AIM OF THE EXERCISE
Find each line with "xlabel" and copy it.

+---+

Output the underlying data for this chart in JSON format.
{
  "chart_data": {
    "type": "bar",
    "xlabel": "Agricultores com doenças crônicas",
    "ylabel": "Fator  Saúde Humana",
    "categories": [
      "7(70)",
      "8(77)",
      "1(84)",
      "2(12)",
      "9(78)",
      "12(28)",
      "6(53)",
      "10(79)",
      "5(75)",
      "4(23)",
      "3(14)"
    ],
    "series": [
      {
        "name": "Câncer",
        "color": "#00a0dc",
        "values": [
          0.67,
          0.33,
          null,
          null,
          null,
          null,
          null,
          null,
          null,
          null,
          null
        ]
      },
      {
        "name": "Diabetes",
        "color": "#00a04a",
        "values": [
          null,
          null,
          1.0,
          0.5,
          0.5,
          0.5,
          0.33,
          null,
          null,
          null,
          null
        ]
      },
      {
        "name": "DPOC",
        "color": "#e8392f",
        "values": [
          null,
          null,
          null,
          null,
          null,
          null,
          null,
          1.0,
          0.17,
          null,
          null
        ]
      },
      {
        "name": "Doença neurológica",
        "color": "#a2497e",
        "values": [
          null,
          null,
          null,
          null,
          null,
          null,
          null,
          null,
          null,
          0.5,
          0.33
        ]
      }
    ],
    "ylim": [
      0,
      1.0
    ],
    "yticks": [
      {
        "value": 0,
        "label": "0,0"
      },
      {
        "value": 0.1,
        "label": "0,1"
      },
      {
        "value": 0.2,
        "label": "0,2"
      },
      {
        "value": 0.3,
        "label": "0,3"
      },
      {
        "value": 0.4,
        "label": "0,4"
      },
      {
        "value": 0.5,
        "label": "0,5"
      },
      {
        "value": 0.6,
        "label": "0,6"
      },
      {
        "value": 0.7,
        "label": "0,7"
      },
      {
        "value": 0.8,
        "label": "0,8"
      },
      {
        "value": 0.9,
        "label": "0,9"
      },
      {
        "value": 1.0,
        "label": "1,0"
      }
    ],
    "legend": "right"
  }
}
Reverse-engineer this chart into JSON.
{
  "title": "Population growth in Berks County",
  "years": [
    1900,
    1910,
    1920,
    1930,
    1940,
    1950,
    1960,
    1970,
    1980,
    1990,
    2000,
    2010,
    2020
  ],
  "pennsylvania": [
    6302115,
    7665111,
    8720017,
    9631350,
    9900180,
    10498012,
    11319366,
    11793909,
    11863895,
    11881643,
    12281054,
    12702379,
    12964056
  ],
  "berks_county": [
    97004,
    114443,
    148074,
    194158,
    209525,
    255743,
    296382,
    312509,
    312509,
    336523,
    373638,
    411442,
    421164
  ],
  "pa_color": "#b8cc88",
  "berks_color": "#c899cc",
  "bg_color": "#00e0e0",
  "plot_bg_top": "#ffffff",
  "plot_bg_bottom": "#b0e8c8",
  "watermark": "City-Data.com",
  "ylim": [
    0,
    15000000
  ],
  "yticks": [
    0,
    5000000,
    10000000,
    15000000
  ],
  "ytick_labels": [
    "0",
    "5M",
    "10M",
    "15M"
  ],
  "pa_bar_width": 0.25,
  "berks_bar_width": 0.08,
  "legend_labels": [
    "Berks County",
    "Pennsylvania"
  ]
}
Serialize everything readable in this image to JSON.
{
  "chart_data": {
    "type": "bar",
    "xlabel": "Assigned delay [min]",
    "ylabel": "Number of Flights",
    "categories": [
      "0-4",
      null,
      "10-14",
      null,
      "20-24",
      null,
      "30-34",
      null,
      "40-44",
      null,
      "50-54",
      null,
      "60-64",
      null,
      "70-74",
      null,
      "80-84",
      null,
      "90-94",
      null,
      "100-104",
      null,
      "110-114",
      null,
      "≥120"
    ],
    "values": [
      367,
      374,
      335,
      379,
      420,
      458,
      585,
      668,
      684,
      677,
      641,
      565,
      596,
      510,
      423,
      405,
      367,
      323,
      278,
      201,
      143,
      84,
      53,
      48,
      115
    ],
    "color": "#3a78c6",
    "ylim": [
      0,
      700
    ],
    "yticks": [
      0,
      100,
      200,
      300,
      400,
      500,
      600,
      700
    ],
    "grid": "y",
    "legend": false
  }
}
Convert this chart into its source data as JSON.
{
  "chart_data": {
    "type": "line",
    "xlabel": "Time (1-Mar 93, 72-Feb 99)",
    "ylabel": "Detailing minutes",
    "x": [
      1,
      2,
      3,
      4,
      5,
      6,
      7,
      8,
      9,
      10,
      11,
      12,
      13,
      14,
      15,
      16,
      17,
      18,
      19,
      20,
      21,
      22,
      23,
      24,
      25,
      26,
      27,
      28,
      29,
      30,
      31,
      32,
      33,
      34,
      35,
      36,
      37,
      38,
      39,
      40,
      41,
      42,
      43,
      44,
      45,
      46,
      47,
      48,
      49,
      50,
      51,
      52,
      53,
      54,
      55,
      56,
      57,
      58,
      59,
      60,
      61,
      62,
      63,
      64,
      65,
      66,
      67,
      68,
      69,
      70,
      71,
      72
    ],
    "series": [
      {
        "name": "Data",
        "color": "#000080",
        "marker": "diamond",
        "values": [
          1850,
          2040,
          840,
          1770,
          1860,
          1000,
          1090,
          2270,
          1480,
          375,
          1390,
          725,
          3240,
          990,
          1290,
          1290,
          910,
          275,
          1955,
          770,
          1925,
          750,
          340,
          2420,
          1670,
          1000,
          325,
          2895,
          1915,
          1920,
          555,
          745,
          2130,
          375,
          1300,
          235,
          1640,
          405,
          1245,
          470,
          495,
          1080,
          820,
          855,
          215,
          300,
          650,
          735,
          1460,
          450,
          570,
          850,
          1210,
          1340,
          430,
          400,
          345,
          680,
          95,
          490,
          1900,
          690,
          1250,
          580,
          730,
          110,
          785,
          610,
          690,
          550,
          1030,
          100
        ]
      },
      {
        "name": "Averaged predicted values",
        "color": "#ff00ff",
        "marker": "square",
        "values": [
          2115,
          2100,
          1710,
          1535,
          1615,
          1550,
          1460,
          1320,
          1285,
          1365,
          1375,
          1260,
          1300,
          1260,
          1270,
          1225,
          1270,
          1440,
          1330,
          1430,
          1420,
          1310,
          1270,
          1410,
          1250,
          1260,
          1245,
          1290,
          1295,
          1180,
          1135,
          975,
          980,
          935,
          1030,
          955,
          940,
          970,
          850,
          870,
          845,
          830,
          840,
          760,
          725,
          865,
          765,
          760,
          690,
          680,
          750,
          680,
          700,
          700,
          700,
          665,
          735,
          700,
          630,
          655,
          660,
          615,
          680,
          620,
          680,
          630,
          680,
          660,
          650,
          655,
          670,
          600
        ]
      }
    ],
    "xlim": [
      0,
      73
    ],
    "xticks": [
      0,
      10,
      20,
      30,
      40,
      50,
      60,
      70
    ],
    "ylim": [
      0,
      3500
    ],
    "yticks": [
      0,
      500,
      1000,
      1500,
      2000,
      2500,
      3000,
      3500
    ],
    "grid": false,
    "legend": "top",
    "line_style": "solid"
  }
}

+---+

REPLY
    "xlabel": "Agricultores com doenças crônicas",
    "xlabel": "Assigned delay [min]",
    "xlabel": "Time (1-Mar 93, 72-Feb 99)",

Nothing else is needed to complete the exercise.